START READING TEXT

It is important to get the right person into the right position. Nurses who wish to have careers as scientists should not take on a director of nursing research position if it means that they must spend most of their time working with others on their questions and not building research programs of their own. On the other hand, those who like the challenge of building research across an institution and driving knowledge translation will find this type of position rewarding and the variety of studies stimulating. However, I worry about recently graduated nurse researchers who aspire to be scientists and who take on these research directorships. It can be difficult for them to move from these roles into scientist roles because they may lack a track record of competitive research funding and publications, which are so important in the career of a researcher. On the other hand, scientists who have made a contribution and are seeking a different career path within the research enterprise may find that the role of research director makes excellent use of their skills and knowledge and allows them to contribute to research in a different way.
Regardless of the type of research position in practice organizations, we need more of them. It can be difficult for organizations to create scientist positions in the absence of an endowed chair or a research institute that is prepared to fund the scientist's salary. The latter case is unfortunately rare. Otherwise, the salary has to come out of the nursing operating budget, and when budgets are tight, these positions are hard to justify. Furthermore, a single nurse scientist based in a department of nursing can get pretty lonely if there are not opportunities available to connect with other researchers interested in her or his area of research. We are well beyond the "lone ranger" researcher model. Getting the right person as director of nursing research can be a huge challenge. I think it takes a particular type of researcher who can motivate a whole organization and gain satisfaction from creating opportunities for others rather than for him- or herself.

END READING TEXT
START SOURCE MATERIAL

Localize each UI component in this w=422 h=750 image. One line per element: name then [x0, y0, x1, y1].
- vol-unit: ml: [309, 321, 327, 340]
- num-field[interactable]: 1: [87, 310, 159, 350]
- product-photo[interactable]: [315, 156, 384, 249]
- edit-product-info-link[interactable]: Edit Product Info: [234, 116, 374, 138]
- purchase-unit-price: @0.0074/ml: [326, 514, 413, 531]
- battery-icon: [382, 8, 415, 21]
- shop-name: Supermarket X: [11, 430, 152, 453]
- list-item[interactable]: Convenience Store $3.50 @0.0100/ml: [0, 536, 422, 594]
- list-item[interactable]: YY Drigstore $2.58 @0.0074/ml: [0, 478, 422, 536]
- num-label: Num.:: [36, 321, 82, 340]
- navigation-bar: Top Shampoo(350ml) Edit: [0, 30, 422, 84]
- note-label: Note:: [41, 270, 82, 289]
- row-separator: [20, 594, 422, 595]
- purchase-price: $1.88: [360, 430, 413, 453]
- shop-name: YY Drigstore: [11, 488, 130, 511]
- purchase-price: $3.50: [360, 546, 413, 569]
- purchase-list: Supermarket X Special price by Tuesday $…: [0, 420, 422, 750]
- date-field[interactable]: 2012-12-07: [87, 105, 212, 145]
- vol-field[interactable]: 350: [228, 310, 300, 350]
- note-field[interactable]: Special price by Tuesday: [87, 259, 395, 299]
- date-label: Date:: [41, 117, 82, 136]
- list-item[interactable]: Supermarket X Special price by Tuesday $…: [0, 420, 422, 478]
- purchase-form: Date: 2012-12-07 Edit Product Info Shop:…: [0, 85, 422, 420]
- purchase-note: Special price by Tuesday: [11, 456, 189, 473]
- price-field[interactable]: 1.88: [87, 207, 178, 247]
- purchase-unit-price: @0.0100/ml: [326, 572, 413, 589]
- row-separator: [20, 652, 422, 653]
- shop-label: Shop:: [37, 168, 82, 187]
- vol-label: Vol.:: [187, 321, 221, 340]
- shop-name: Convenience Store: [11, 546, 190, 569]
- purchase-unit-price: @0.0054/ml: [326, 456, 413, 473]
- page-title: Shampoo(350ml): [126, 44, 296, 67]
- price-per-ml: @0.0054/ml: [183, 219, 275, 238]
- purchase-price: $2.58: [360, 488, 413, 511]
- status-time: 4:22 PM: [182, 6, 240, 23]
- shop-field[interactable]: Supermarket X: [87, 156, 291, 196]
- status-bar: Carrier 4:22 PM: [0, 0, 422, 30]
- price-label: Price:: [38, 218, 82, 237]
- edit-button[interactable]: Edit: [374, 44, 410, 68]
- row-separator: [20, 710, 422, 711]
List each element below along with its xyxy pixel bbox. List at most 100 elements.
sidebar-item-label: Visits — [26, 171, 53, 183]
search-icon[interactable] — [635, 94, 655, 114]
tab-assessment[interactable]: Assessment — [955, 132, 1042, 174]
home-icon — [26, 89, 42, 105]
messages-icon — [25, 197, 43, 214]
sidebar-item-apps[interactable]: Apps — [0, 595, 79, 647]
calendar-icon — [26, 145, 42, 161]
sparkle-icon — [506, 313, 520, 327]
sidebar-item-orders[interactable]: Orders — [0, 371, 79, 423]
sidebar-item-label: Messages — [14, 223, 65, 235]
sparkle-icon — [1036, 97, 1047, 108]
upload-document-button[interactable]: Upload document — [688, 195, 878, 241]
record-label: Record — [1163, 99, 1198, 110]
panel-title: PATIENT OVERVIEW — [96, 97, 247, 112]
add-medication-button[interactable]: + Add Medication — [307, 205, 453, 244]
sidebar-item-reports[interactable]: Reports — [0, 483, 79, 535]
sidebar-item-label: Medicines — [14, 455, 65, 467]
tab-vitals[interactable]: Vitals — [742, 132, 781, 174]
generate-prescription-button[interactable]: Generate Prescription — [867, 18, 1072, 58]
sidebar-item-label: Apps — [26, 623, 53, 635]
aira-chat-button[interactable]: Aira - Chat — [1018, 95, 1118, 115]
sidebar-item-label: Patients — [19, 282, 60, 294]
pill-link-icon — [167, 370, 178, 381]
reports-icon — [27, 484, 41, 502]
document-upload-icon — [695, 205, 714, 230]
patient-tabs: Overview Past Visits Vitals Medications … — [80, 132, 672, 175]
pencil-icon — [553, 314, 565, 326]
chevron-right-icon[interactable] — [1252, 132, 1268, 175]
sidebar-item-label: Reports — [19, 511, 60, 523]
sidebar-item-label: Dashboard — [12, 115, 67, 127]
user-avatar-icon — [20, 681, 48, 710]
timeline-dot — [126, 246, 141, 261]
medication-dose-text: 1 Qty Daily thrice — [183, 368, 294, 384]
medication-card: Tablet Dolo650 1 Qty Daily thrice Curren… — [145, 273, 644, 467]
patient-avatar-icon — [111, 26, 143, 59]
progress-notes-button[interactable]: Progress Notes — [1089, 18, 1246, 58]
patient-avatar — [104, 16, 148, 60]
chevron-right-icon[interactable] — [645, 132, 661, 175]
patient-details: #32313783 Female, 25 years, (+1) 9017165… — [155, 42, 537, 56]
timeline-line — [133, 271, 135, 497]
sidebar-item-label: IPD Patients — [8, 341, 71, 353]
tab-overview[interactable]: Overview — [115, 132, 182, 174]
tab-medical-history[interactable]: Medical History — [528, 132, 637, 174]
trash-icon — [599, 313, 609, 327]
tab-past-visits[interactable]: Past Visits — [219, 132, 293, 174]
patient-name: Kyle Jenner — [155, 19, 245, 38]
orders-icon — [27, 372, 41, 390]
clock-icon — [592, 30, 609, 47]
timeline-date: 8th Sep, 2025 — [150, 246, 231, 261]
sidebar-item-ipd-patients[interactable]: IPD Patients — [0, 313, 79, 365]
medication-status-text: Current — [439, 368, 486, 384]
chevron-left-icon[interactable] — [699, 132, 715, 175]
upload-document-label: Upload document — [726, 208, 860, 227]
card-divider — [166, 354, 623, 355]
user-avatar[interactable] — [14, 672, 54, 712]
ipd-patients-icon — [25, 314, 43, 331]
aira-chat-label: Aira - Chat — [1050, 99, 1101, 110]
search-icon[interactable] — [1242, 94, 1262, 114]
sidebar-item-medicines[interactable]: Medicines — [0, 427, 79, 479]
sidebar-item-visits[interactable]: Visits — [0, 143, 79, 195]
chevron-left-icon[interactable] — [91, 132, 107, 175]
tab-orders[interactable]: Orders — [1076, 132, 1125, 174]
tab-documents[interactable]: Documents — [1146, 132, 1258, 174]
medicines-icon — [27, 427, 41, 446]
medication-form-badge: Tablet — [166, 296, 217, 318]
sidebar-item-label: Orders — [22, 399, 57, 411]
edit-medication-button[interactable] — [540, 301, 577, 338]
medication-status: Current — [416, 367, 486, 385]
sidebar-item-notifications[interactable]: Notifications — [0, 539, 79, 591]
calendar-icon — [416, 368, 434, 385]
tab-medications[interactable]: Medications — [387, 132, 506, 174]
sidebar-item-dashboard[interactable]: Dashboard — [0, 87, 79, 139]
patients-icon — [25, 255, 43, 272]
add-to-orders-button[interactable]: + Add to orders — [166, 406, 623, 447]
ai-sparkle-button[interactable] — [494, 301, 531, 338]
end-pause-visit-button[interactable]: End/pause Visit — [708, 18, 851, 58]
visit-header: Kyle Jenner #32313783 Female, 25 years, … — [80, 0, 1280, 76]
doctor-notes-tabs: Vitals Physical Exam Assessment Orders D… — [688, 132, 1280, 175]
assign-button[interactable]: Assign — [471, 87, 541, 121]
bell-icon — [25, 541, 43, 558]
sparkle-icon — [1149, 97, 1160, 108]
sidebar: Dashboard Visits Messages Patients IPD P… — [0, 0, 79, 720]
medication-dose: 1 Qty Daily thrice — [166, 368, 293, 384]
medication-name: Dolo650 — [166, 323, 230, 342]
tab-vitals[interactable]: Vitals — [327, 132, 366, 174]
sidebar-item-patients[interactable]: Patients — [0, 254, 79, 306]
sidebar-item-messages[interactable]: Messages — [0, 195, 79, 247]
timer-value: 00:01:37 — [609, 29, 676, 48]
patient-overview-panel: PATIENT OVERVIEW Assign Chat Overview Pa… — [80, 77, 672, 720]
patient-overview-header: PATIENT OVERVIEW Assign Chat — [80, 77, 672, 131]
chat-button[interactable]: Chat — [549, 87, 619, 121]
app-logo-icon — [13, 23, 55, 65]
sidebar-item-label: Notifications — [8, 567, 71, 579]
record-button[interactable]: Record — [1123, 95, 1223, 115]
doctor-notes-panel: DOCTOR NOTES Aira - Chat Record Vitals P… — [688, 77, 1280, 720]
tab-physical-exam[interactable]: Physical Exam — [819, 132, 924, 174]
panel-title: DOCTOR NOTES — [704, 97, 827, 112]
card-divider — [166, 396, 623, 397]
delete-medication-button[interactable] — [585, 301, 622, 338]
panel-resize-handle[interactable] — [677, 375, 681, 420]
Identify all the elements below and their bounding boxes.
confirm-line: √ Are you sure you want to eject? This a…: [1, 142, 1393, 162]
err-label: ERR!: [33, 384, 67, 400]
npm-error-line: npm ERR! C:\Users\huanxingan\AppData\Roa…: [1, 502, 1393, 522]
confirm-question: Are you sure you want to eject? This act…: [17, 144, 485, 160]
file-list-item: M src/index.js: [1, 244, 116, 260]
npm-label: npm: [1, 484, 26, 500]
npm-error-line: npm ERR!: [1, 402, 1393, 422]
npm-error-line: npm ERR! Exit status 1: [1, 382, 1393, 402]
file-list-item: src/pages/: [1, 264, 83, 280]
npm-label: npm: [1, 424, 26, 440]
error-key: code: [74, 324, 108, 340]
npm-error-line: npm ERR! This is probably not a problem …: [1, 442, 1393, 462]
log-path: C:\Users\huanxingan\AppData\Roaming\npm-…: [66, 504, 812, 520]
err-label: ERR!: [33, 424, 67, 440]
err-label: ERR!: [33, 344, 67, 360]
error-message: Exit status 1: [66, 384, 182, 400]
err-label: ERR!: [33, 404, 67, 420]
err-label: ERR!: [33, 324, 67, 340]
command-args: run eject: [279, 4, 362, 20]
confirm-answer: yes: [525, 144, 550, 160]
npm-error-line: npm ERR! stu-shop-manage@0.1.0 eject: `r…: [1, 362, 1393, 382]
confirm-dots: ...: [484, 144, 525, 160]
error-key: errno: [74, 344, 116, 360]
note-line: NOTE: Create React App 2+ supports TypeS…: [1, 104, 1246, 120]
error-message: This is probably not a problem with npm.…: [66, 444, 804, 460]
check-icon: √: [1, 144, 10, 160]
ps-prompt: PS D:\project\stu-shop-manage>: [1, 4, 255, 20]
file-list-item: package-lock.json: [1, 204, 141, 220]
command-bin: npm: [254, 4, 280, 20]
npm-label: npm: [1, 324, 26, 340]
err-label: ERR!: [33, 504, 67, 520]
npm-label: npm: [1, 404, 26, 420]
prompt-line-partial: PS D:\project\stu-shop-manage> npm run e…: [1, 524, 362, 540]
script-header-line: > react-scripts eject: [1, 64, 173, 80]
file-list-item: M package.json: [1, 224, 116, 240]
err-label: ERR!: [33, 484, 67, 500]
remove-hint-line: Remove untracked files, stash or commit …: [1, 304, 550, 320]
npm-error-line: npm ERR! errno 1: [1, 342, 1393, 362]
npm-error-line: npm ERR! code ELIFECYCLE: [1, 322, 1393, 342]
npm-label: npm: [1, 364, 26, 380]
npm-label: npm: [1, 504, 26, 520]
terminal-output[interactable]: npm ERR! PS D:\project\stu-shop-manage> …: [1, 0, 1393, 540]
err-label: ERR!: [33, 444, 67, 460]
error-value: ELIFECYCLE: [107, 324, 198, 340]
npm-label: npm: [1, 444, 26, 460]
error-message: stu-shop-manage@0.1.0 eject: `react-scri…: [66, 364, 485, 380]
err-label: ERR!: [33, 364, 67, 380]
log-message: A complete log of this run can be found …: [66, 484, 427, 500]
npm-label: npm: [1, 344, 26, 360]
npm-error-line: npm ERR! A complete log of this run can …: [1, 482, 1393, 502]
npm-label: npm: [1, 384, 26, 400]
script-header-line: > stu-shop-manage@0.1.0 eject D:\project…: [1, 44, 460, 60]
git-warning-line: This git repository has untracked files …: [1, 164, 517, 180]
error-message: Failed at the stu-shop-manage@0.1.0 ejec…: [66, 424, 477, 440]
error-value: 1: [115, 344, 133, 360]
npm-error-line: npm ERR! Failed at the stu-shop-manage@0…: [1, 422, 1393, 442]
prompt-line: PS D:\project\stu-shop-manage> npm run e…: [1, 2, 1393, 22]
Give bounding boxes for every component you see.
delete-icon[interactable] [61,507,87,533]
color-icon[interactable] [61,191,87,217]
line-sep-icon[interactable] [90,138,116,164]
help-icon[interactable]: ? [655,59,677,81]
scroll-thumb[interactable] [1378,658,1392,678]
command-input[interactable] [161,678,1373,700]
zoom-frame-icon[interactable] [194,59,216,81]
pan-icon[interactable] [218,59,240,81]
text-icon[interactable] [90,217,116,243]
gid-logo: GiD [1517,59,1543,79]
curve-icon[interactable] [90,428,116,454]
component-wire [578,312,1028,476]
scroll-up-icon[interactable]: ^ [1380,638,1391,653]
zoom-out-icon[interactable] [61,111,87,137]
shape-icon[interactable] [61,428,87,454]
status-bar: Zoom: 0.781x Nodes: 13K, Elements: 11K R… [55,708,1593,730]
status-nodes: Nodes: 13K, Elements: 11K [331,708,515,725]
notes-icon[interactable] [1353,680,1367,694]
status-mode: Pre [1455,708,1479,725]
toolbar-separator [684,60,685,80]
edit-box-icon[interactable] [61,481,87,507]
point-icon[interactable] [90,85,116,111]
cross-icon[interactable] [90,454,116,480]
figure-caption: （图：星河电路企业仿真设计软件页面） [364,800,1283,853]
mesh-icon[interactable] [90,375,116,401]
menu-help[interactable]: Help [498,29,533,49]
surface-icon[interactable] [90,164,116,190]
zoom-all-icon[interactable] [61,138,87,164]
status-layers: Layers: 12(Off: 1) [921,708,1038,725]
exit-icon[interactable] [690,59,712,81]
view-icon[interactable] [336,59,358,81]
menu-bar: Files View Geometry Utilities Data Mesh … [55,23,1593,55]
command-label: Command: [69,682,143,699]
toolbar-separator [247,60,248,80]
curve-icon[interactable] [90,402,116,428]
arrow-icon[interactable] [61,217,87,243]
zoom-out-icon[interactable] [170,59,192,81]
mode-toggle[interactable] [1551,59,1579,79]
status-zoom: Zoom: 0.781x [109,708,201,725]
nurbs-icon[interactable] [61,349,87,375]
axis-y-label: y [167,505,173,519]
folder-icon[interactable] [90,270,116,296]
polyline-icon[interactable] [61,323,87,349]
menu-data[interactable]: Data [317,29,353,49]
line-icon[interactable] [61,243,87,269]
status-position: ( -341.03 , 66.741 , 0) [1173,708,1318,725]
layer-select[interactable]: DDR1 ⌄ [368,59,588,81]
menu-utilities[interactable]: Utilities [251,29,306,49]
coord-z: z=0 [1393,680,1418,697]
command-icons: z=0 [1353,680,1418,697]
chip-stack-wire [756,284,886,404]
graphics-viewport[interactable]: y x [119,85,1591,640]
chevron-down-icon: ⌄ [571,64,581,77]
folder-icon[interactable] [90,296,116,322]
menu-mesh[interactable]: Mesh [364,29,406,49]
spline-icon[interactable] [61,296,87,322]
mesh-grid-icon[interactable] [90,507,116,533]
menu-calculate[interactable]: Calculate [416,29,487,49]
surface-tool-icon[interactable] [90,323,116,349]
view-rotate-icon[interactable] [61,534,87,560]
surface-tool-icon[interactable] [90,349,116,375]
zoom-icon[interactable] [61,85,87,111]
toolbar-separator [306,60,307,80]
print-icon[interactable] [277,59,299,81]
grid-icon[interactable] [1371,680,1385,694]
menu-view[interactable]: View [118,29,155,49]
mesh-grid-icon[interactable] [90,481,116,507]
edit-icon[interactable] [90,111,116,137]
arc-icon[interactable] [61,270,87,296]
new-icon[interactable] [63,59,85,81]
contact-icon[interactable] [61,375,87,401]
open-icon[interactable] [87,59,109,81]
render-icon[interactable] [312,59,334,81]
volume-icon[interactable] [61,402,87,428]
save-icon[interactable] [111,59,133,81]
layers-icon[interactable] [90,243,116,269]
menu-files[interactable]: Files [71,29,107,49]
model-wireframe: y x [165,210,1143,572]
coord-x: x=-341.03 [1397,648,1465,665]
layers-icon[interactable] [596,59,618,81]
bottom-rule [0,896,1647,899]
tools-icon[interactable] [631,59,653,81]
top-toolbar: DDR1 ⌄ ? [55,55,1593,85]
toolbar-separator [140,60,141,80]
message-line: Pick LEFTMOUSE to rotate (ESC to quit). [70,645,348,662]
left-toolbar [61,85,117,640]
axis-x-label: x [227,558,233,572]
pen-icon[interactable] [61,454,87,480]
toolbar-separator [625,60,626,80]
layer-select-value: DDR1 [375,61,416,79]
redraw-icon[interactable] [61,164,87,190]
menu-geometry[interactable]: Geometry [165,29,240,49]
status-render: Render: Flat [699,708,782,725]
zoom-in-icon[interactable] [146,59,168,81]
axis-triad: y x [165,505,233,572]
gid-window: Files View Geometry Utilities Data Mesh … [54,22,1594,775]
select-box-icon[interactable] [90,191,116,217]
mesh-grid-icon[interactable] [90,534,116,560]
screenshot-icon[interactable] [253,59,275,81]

END SOURCE MATERIAL

> **EXERCISE DETAILS**
Answer from the nursing research text:
(a) What might recently graduated nurse researchers lack when trying to move from research directorships into scientist roles?
(b) Apart from the nursing operating budget, what two sources are named that could fund a scientist's salary?
(c) Which researcher model are we well beyond?
Use only the nursing research text; the rows play no part.

> **ANSWER SECTION**
(a) A track record of competitive research funding and publications.
(b) An endowed chair or a research institute that is prepared to fund the scientist's salary.
(c) The "lone ranger" researcher model.